Some records:

####

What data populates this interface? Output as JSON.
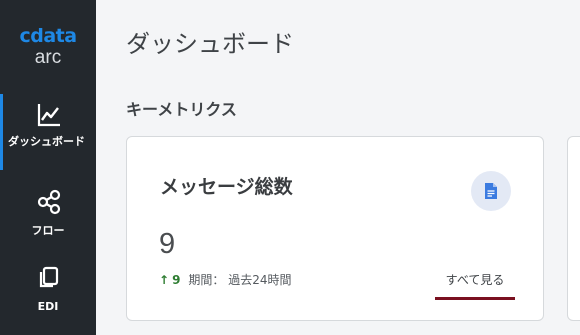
{
  "sidebar": {
    "logo_mark": "cdata",
    "logo_sub": "arc",
    "items": [
      {
        "label": "ダッシュボード",
        "icon": "line-chart-icon",
        "active": true
      },
      {
        "label": "フロー",
        "icon": "share-nodes-icon",
        "active": false
      },
      {
        "label": "EDI",
        "icon": "copy-documents-icon",
        "active": false
      }
    ],
    "accent": "#1e88e5"
  },
  "main": {
    "page_title": "ダッシュボード",
    "section_title": "キーメトリクス",
    "card": {
      "title": "メッセージ総数",
      "icon": "document-icon",
      "value": "9",
      "trend_arrow": "↑",
      "trend_count": "9",
      "period_label": "期間： 過去24時間",
      "see_all": "すべて見る",
      "trend_color": "#2e7d32",
      "link_underline_color": "#7a1020"
    }
  }
}
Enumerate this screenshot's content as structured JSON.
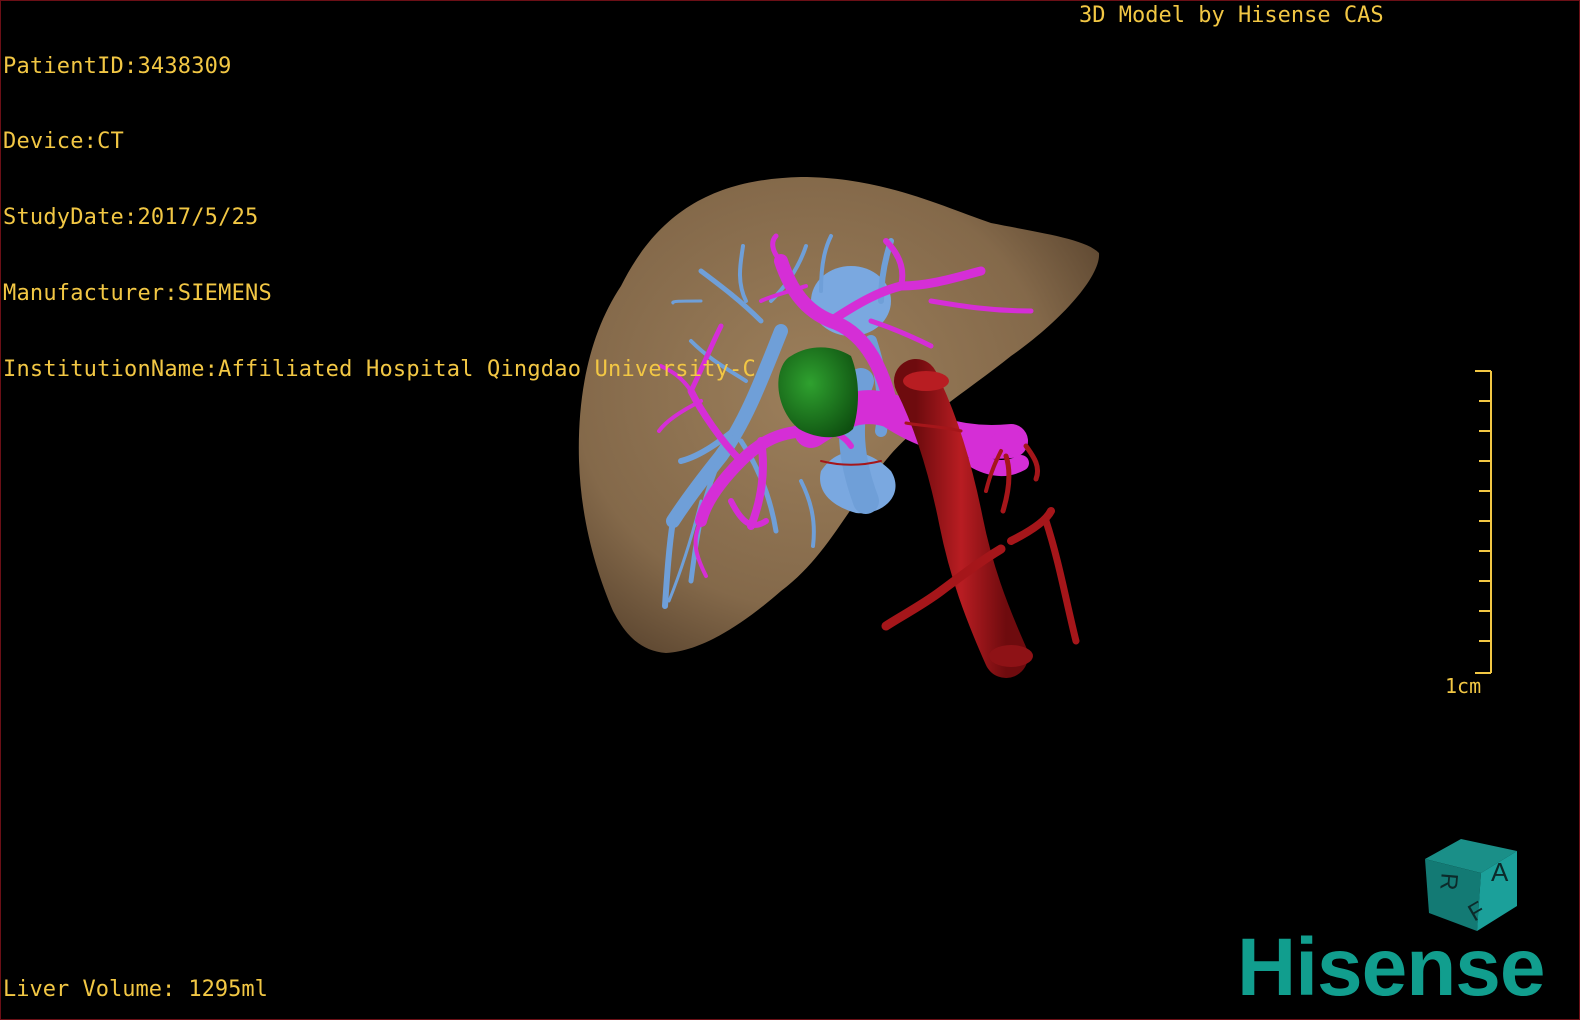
{
  "overlay": {
    "patient_id": "PatientID:3438309",
    "device": "Device:CT",
    "study_date": "StudyDate:2017/5/25",
    "manufacturer": "Manufacturer:SIEMENS",
    "institution": "InstitutionName:Affiliated Hospital Qingdao University-C"
  },
  "header": {
    "brand_label": "3D Model by Hisense CAS"
  },
  "footer": {
    "liver_volume": "Liver Volume: 1295ml"
  },
  "scale_bar": {
    "label": "1cm"
  },
  "orientation_cube": {
    "faces": [
      "A",
      "R",
      "F"
    ]
  },
  "logo": {
    "text": "Hisense"
  },
  "colors": {
    "overlay_text": "#f2c744",
    "liver": "#8a7050",
    "portal_vein": "#d52ed6",
    "hepatic_vein": "#6f9fd8",
    "lesion": "#1d7a1f",
    "artery": "#a5161a",
    "brand": "#119e8e",
    "frame": "#6b0f16"
  }
}
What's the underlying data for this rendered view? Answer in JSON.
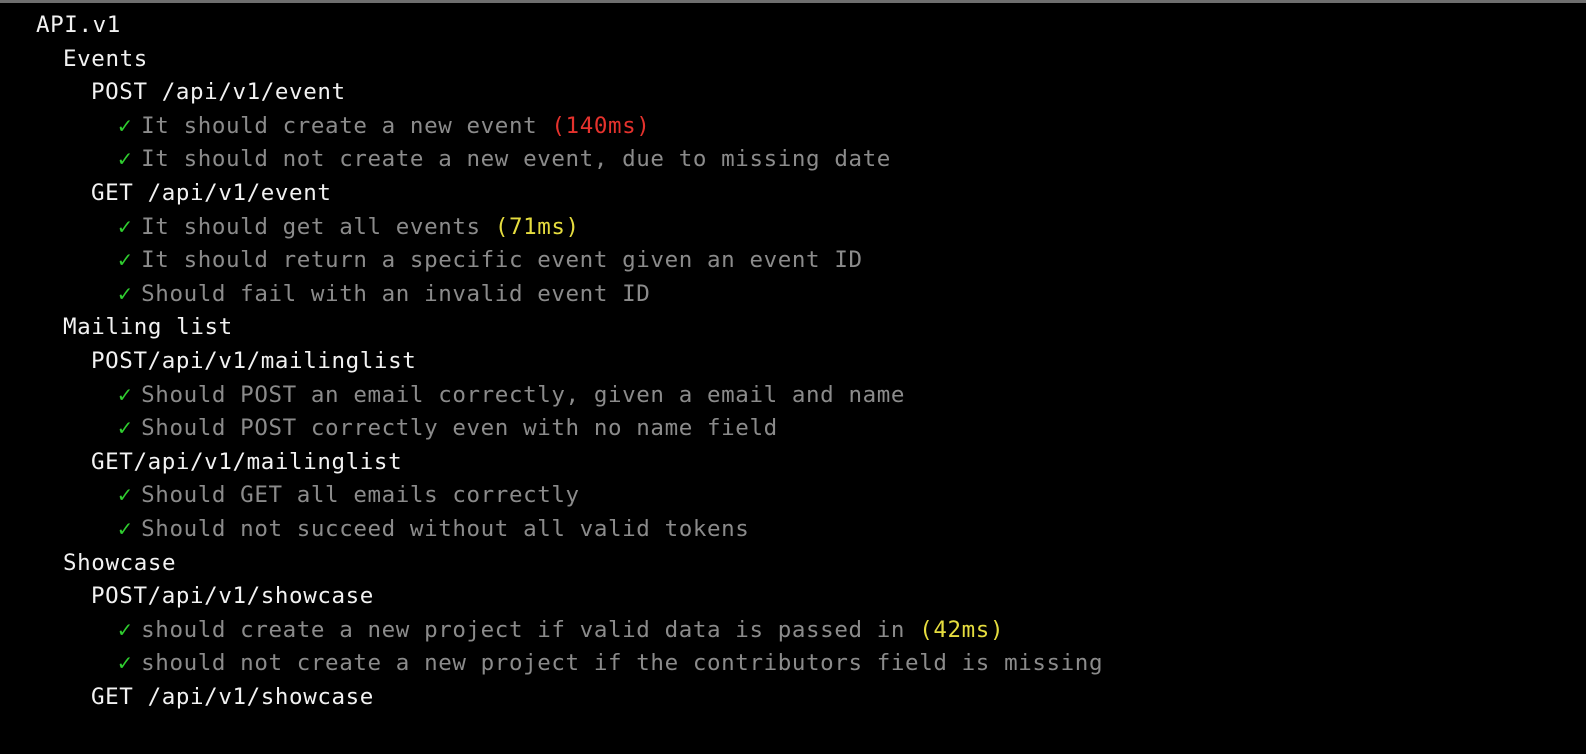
{
  "colors": {
    "background": "#000000",
    "suite_text": "#f2f2f2",
    "pass_check": "#2fce2f",
    "test_text": "#8b8b8b",
    "duration_slow": "#e5322d",
    "duration_medium": "#e6dd3f"
  },
  "check_glyph": "✓",
  "root_suite": "API.v1",
  "suites": [
    {
      "title": "Events",
      "groups": [
        {
          "title": "POST /api/v1/event",
          "tests": [
            {
              "title": "It should create a new event",
              "duration": "(140ms)",
              "speed": "slow"
            },
            {
              "title": "It should not create a new event, due to missing date",
              "duration": "",
              "speed": ""
            }
          ]
        },
        {
          "title": "GET /api/v1/event",
          "tests": [
            {
              "title": "It should get all events",
              "duration": "(71ms)",
              "speed": "medium"
            },
            {
              "title": "It should return a specific event given an event ID",
              "duration": "",
              "speed": ""
            },
            {
              "title": "Should fail with an invalid event ID",
              "duration": "",
              "speed": ""
            }
          ]
        }
      ]
    },
    {
      "title": "Mailing list",
      "groups": [
        {
          "title": "POST/api/v1/mailinglist",
          "tests": [
            {
              "title": "Should POST an email correctly, given a email and name",
              "duration": "",
              "speed": ""
            },
            {
              "title": "Should POST correctly even with no name field",
              "duration": "",
              "speed": ""
            }
          ]
        },
        {
          "title": "GET/api/v1/mailinglist",
          "tests": [
            {
              "title": "Should GET all emails correctly",
              "duration": "",
              "speed": ""
            },
            {
              "title": "Should not succeed without all valid tokens",
              "duration": "",
              "speed": ""
            }
          ]
        }
      ]
    },
    {
      "title": "Showcase",
      "groups": [
        {
          "title": "POST/api/v1/showcase",
          "tests": [
            {
              "title": "should create a new project if valid data is passed in",
              "duration": "(42ms)",
              "speed": "medium"
            },
            {
              "title": "should not create a new project if the contributors field is missing",
              "duration": "",
              "speed": ""
            }
          ]
        },
        {
          "title": "GET /api/v1/showcase",
          "tests": []
        }
      ]
    }
  ]
}
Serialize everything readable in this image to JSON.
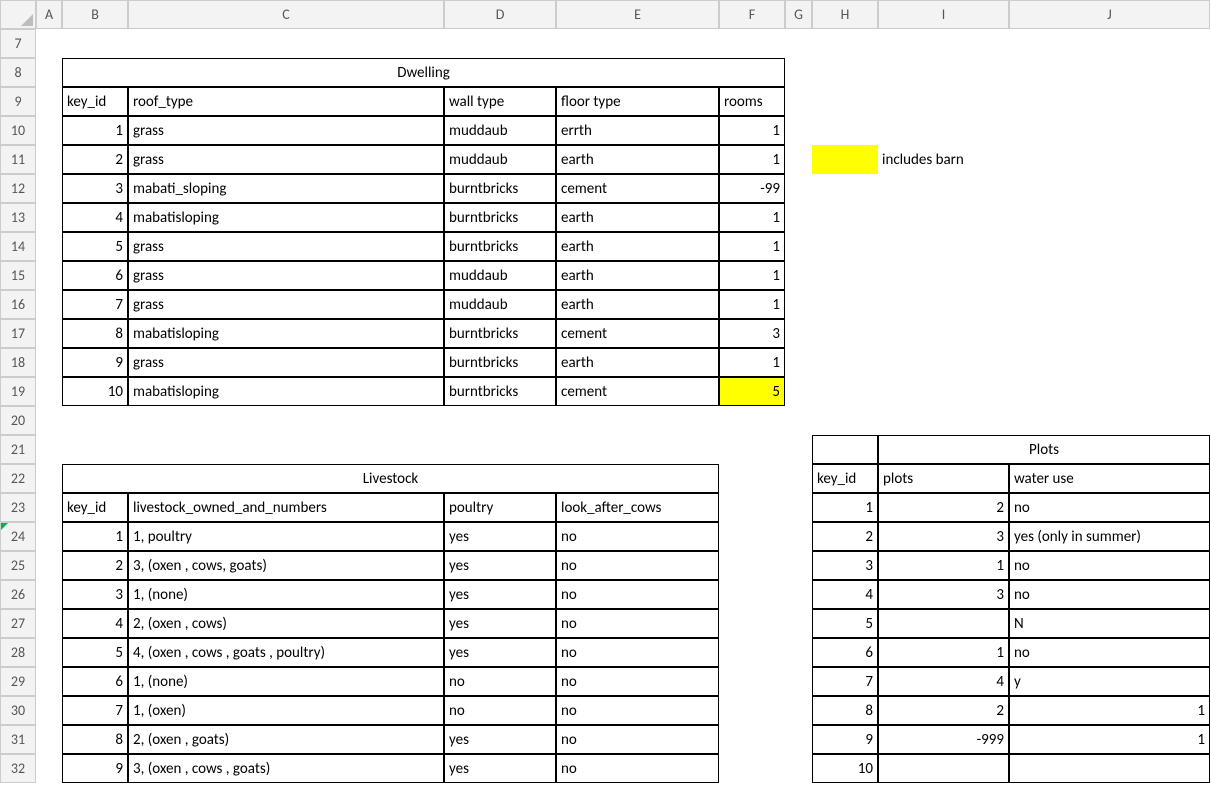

####

> [Exercise directions]
Return the lines of the records that include the string "correctly".

> [Expected answer]
              "title": "Should POST an email correctly, given a email and name",
              "title": "Should POST correctly even with no name field",
              "title": "Should GET all emails correctly",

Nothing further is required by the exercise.